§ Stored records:
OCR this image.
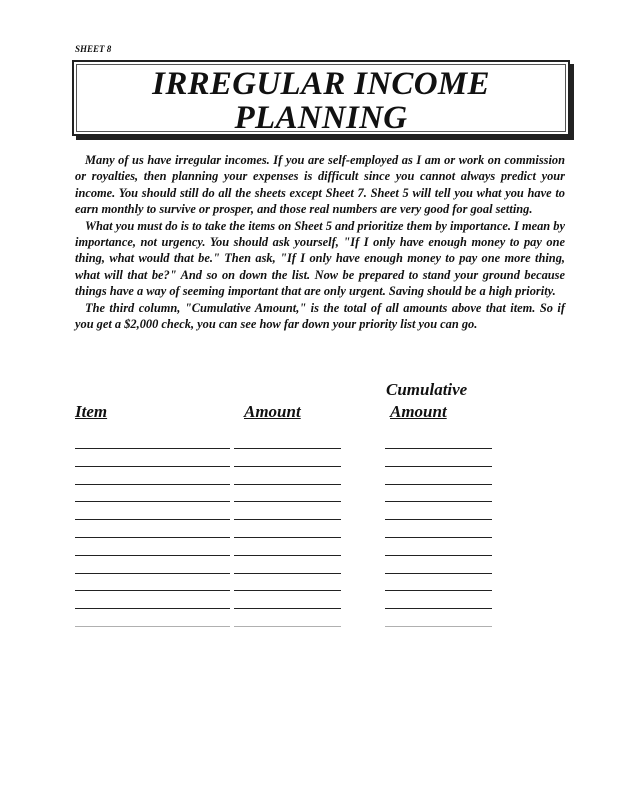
SHEET 8
IRREGULAR INCOME
PLANNING

Many of us have irregular incomes. If you are self-employed as I am or work on commission or royalties, then planning your expenses is difficult since you cannot always predict your income. You should still do all the sheets except Sheet 7. Sheet 5 will tell you what you have to earn monthly to survive or prosper, and those real numbers are very good for goal setting.

What you must do is to take the items on Sheet 5 and prioritize them by importance. I mean by importance, not urgency. You should ask yourself, "If I only have enough money to pay one thing, what would that be." Then ask, "If I only have enough money to pay one more thing, what will that be?" And so on down the list. Now be prepared to stand your ground because things have a way of seeming important that are only urgent. Saving should be a high priority.

The third column, "Cumulative Amount," is the total of all amounts above that item. So if you get a $2,000 check, you can see how far down your priority list you can go.

Item	Amount
Cumulative
Amount
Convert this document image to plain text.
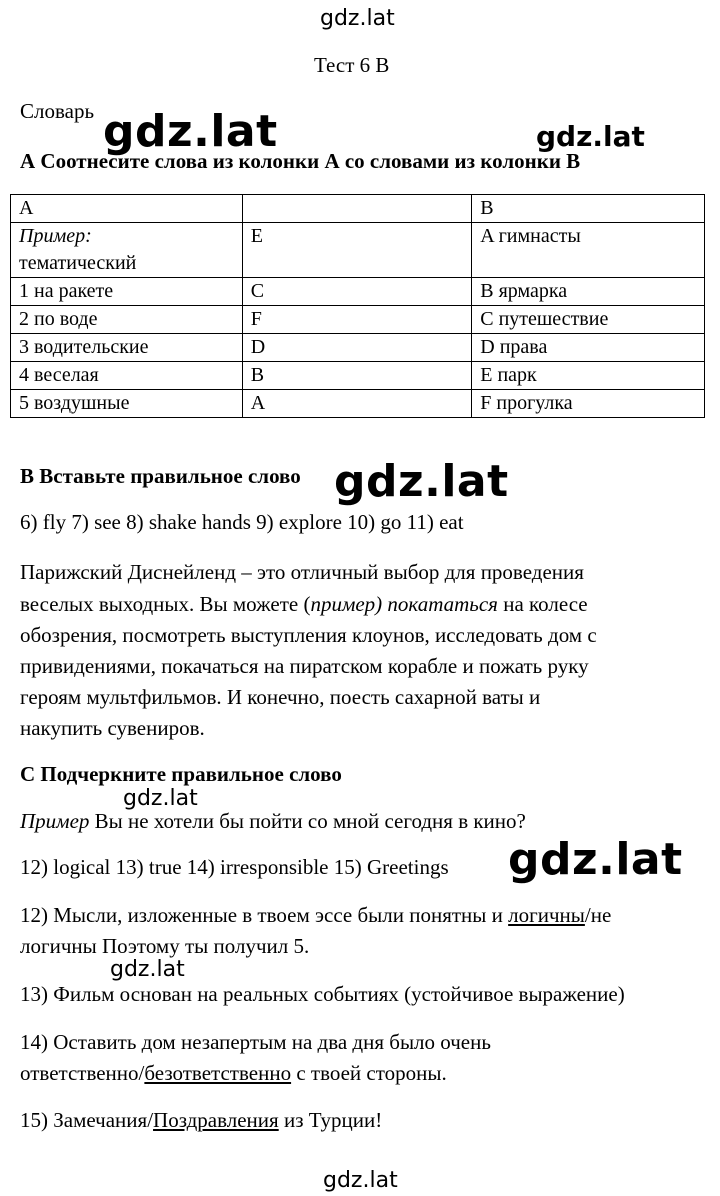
gdz.lat
gdz.lat
Тест 6 В
Словарь gdz.lat	gdz.lat
А Соотнесите слова из колонки А со словами из колонки В
А		В

Пример:
тематический	E	A гимнасты
1 на ракете	C	B ярмарка
2 по воде	F	C путешествие
3 водительские	D	D права
4 веселая	B	E парк
5 воздушные	A	F прогулка
В Вставьте правильное слово gdz.lat
6) fly 7) see 8) shake hands 9) explore 10) go 11) eat
Парижский Диснейленд – это отличный выбор для проведения
веселых выходных. Вы можете (пример) покататься на колесе
обозрения, посмотреть выступления клоунов, исследовать дом с
привидениями, покачаться на пиратском корабле и пожать руку
героям мультфильмов. И конечно, поесть сахарной ваты и
накупить сувениров.
С Подчеркните правильное слово
gdz.lat
Пример Вы не хотели бы пойти со мной сегодня в кино?
12) logical 13) true 14) irresponsible 15) Greetings gdz.lat
12) Мысли, изложенные в твоем эссе были понятны и логичны/не
логичны Поэтому ты получил 5.
gdz.lat
13) Фильм основан на реальных событиях (устойчивое выражение)
14) Оставить дом незапертым на два дня было очень
ответственно/безответственно с твоей стороны.
15) Замечания/Поздравления из Турции!
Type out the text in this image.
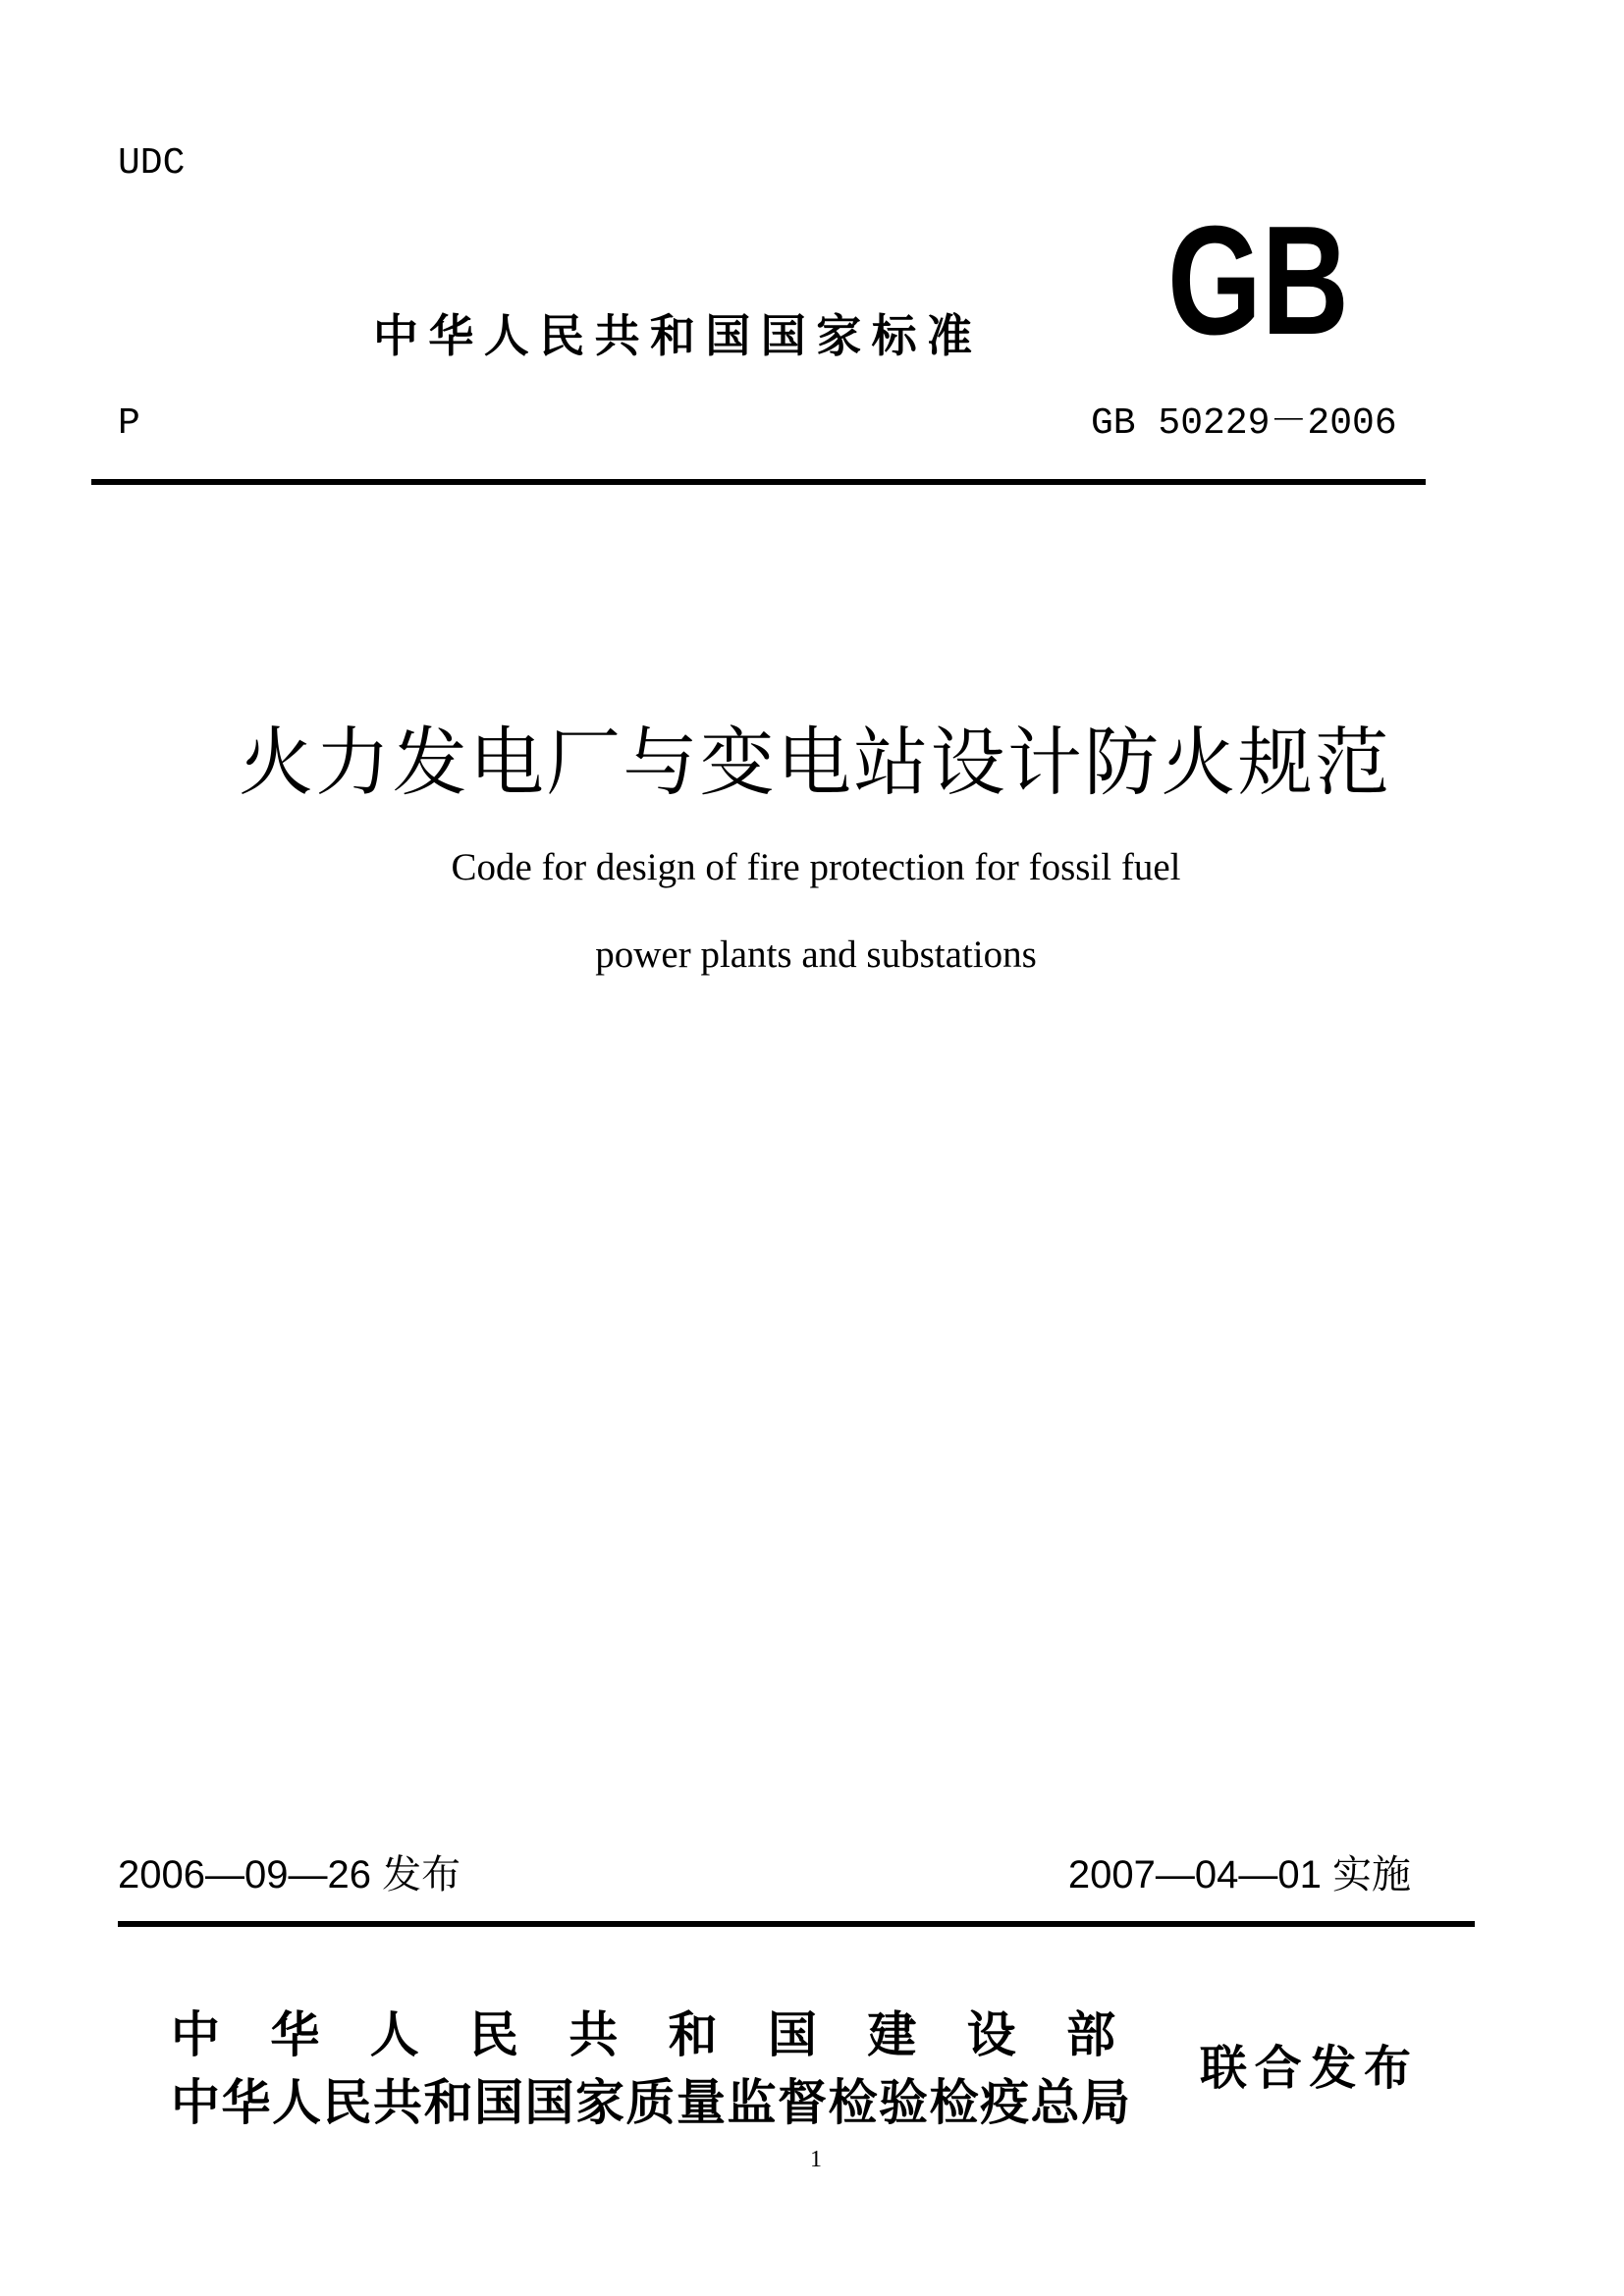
UDC
GB
中华人民共和国国家标准
P	GB 50229－2006
火力发电厂与变电站设计防火规范
Code for design of fire protection for fossil fuel
power plants and substations
2006—09—26 发布	2007—04—01 实施
中 华 人 民 共 和 国 建 设 部
中华人民共和国国家质量监督检验检疫总局
联合发布
1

§ DESCRIPTION OF THE TASK:
Copy every line of the listing where the word "слово" appears.

§ RESPONSE:
В Вставьте правильное слово gdz.lat
С Подчеркните правильное слово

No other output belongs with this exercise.